▸ **Given records**
Start
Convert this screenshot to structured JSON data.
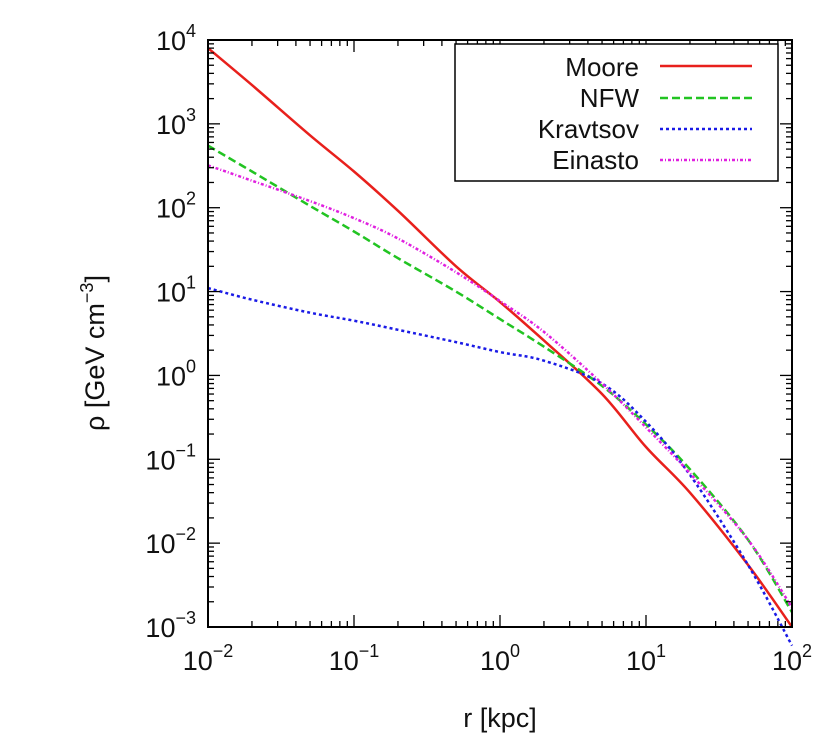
{
  "chart_data": {
    "type": "line",
    "xlabel": "r [kpc]",
    "ylabel": "ρ [GeV cm",
    "ylabel_exp": "−3",
    "ylabel_close": "]",
    "x_scale": "log",
    "y_scale": "log",
    "xlim": [
      0.01,
      100
    ],
    "ylim": [
      0.001,
      10000
    ],
    "x_tick_labels": [
      {
        "base": "10",
        "exp": "−2"
      },
      {
        "base": "10",
        "exp": "−1"
      },
      {
        "base": "10",
        "exp": "0"
      },
      {
        "base": "10",
        "exp": "1"
      },
      {
        "base": "10",
        "exp": "2"
      }
    ],
    "y_tick_labels": [
      {
        "base": "10",
        "exp": "−3"
      },
      {
        "base": "10",
        "exp": "−2"
      },
      {
        "base": "10",
        "exp": "−1"
      },
      {
        "base": "10",
        "exp": "0"
      },
      {
        "base": "10",
        "exp": "1"
      },
      {
        "base": "10",
        "exp": "2"
      },
      {
        "base": "10",
        "exp": "3"
      },
      {
        "base": "10",
        "exp": "4"
      }
    ],
    "grid": false,
    "legend_position": "top-right",
    "series": [
      {
        "name": "Moore",
        "color": "#e8201c",
        "dash": "solid",
        "x": [
          0.01,
          0.02,
          0.05,
          0.1,
          0.2,
          0.5,
          1,
          2,
          5,
          10,
          20,
          50,
          100
        ],
        "y": [
          8000,
          2900,
          730,
          270,
          92,
          20,
          7.5,
          2.6,
          0.6,
          0.14,
          0.04,
          0.0055,
          0.001
        ]
      },
      {
        "name": "NFW",
        "color": "#22c422",
        "dash": "dashed",
        "x": [
          0.01,
          0.02,
          0.05,
          0.1,
          0.2,
          0.5,
          1,
          2,
          5,
          10,
          20,
          50,
          100
        ],
        "y": [
          550,
          270,
          105,
          52,
          25,
          10,
          4.7,
          2.2,
          0.75,
          0.26,
          0.076,
          0.011,
          0.0015
        ]
      },
      {
        "name": "Kravtsov",
        "color": "#1a1ae6",
        "dash": "dotted",
        "x": [
          0.01,
          0.02,
          0.05,
          0.1,
          0.2,
          0.5,
          1,
          2,
          5,
          10,
          20,
          50,
          100
        ],
        "y": [
          11,
          8,
          5.6,
          4.5,
          3.5,
          2.5,
          1.9,
          1.5,
          0.8,
          0.28,
          0.065,
          0.0055,
          0.0006
        ]
      },
      {
        "name": "Einasto",
        "color": "#e020e0",
        "dash": "dashdot",
        "x": [
          0.01,
          0.02,
          0.05,
          0.1,
          0.2,
          0.5,
          1,
          2,
          5,
          10,
          20,
          50,
          100
        ],
        "y": [
          320,
          210,
          120,
          75,
          43,
          17,
          7.7,
          3.3,
          0.8,
          0.24,
          0.068,
          0.011,
          0.0017
        ]
      }
    ]
  }
}
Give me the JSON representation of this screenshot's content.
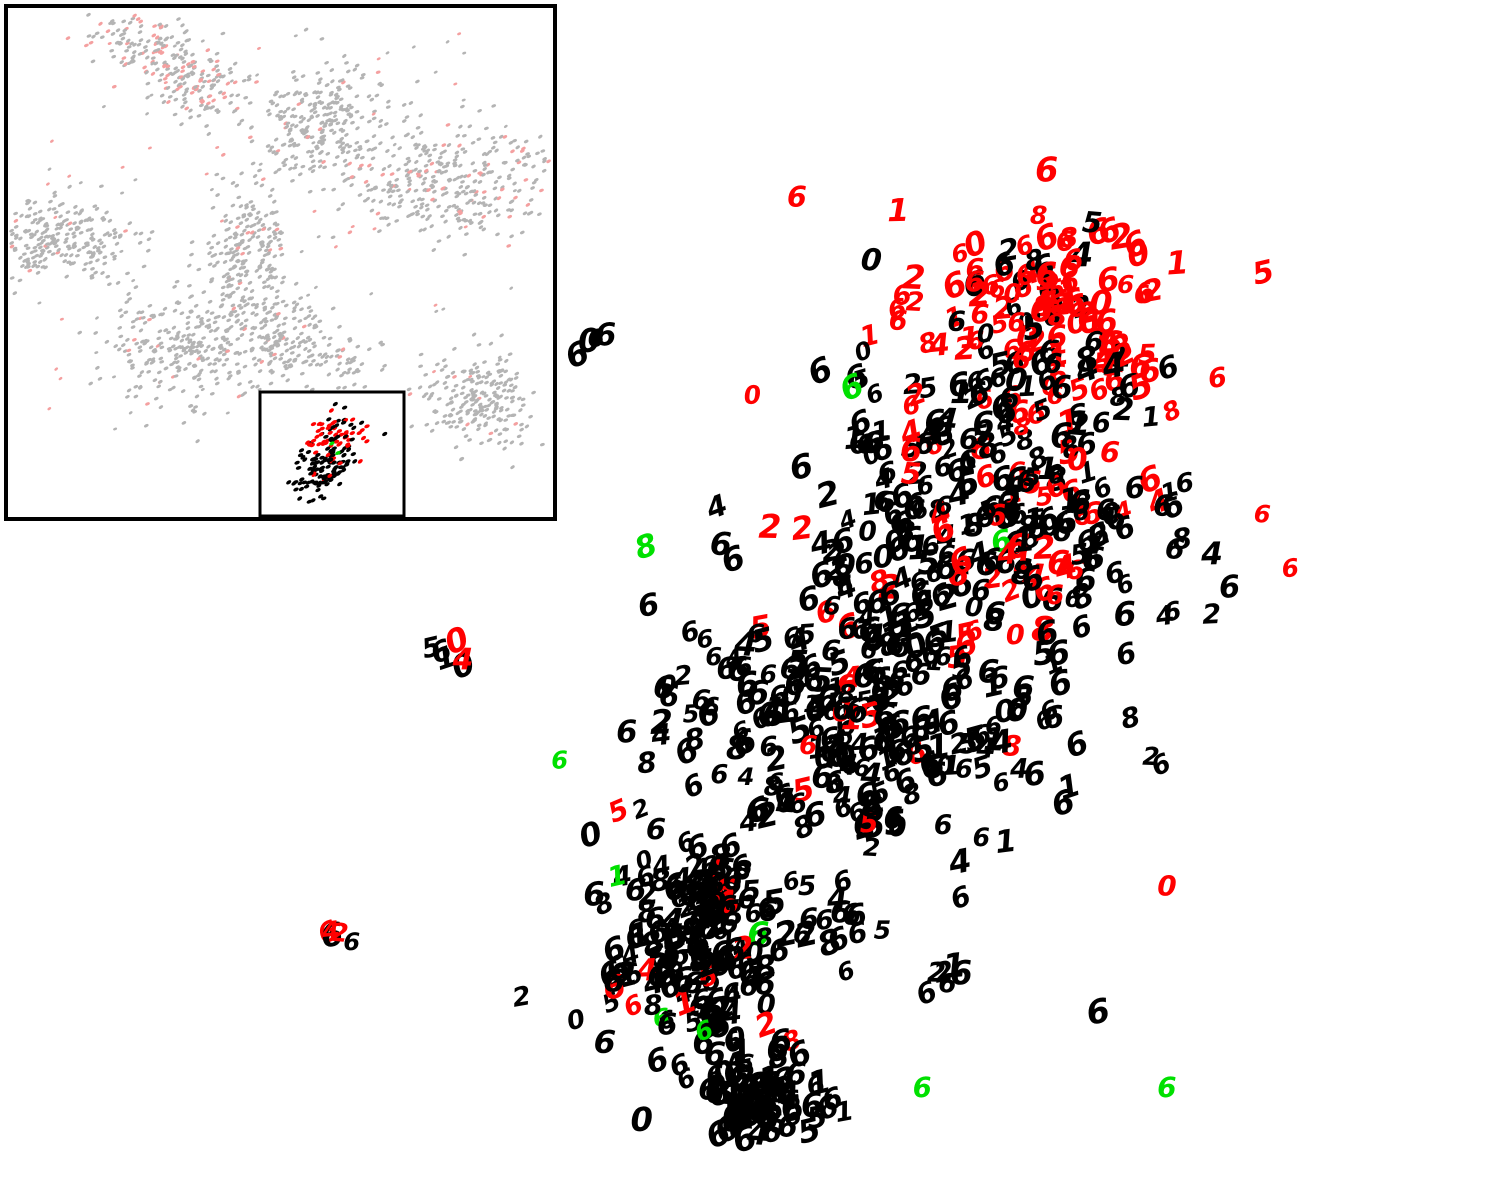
{
  "chart_data": {
    "type": "scatter",
    "title": "",
    "xlabel": "",
    "ylabel": "",
    "grid": false,
    "legend": "none",
    "colors": {
      "red": "#ff0000",
      "black": "#000000",
      "green": "#00e000",
      "gray": "#b4b4b4",
      "light_red": "#f4a0a0",
      "frame": "#000000"
    },
    "main_view": {
      "marker": "digit-glyph",
      "glyph_pool": [
        "6",
        "6",
        "6",
        "6",
        "6",
        "6",
        "6",
        "4",
        "5",
        "0",
        "8",
        "1",
        "2"
      ],
      "labeled_points": [
        {
          "x": 0.32,
          "y": 0.89,
          "label": "6",
          "color": "red"
        },
        {
          "x": 0.42,
          "y": 0.83,
          "label": "0",
          "color": "black"
        },
        {
          "x": 0.56,
          "y": 0.81,
          "label": "6",
          "color": "red"
        },
        {
          "x": 0.4,
          "y": 0.71,
          "label": "6",
          "color": "green"
        },
        {
          "x": 0.12,
          "y": 0.56,
          "label": "8",
          "color": "green"
        },
        {
          "x": 0.79,
          "y": 0.71,
          "label": "5",
          "color": "red"
        },
        {
          "x": 0.0,
          "y": 0.36,
          "label": "6",
          "color": "green"
        },
        {
          "x": 0.82,
          "y": 0.05,
          "label": "6",
          "color": "green"
        },
        {
          "x": 0.49,
          "y": 0.05,
          "label": "6",
          "color": "green"
        },
        {
          "x": 0.08,
          "y": 0.25,
          "label": "1",
          "color": "green"
        },
        {
          "x": 0.82,
          "y": 0.24,
          "label": "0",
          "color": "red"
        },
        {
          "x": 0.68,
          "y": 0.43,
          "label": "6",
          "color": "black"
        },
        {
          "x": 0.73,
          "y": 0.12,
          "label": "6",
          "color": "black"
        },
        {
          "x": 0.89,
          "y": 0.72,
          "label": "6",
          "color": "red"
        }
      ],
      "clusters": [
        {
          "x": 0.67,
          "y": 0.78,
          "sx": 0.16,
          "sy": 0.09,
          "n": 130,
          "red": 0.82,
          "green": 0.01
        },
        {
          "x": 0.6,
          "y": 0.6,
          "sx": 0.24,
          "sy": 0.12,
          "n": 260,
          "red": 0.22,
          "green": 0.01
        },
        {
          "x": 0.4,
          "y": 0.4,
          "sx": 0.26,
          "sy": 0.12,
          "n": 260,
          "red": 0.05,
          "green": 0.01
        },
        {
          "x": 0.2,
          "y": 0.18,
          "sx": 0.14,
          "sy": 0.09,
          "n": 180,
          "red": 0.05,
          "green": 0.005
        },
        {
          "x": 0.27,
          "y": 0.04,
          "sx": 0.09,
          "sy": 0.04,
          "n": 80,
          "red": 0.04,
          "green": 0.0
        }
      ],
      "outlier_groups": [
        {
          "x": -0.12,
          "y": 0.63,
          "n": 6,
          "red": 0.4
        },
        {
          "x": -0.15,
          "y": 0.46,
          "n": 6,
          "red": 0.4
        },
        {
          "x": -0.3,
          "y": 0.2,
          "n": 5,
          "red": 0.6
        },
        {
          "x": 0.05,
          "y": 0.75,
          "n": 4,
          "red": 0.0
        },
        {
          "x": 0.52,
          "y": 0.15,
          "n": 6,
          "red": 0.0
        },
        {
          "x": 0.38,
          "y": 0.2,
          "n": 6,
          "red": 0.0
        }
      ]
    },
    "overview_inset": {
      "marker": "dot",
      "clusters": [
        {
          "x": 0.3,
          "y": 0.88,
          "sx": 0.12,
          "sy": 0.05,
          "n": 260,
          "red": 0.32,
          "angle": -0.55
        },
        {
          "x": 0.58,
          "y": 0.78,
          "sx": 0.08,
          "sy": 0.07,
          "n": 240,
          "red": 0.03,
          "angle": -0.5
        },
        {
          "x": 0.8,
          "y": 0.66,
          "sx": 0.14,
          "sy": 0.08,
          "n": 360,
          "red": 0.16,
          "angle": 0.0
        },
        {
          "x": 0.1,
          "y": 0.55,
          "sx": 0.09,
          "sy": 0.05,
          "n": 260,
          "red": 0.03,
          "angle": 0.0
        },
        {
          "x": 0.44,
          "y": 0.52,
          "sx": 0.05,
          "sy": 0.09,
          "n": 230,
          "red": 0.04,
          "angle": 0.0
        },
        {
          "x": 0.32,
          "y": 0.33,
          "sx": 0.1,
          "sy": 0.07,
          "n": 260,
          "red": 0.05,
          "angle": 0.0
        },
        {
          "x": 0.52,
          "y": 0.34,
          "sx": 0.1,
          "sy": 0.05,
          "n": 200,
          "red": 0.06,
          "angle": -0.3
        },
        {
          "x": 0.86,
          "y": 0.23,
          "sx": 0.07,
          "sy": 0.06,
          "n": 220,
          "red": 0.02,
          "angle": 0.0
        }
      ],
      "scattered_points": 90,
      "highlighted_cluster": {
        "x": 0.62,
        "y": 0.14,
        "points": 190,
        "red": 0.25,
        "green": 0.02
      }
    }
  }
}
End
Give only the number of lines in the material above where the string "name" appears.

4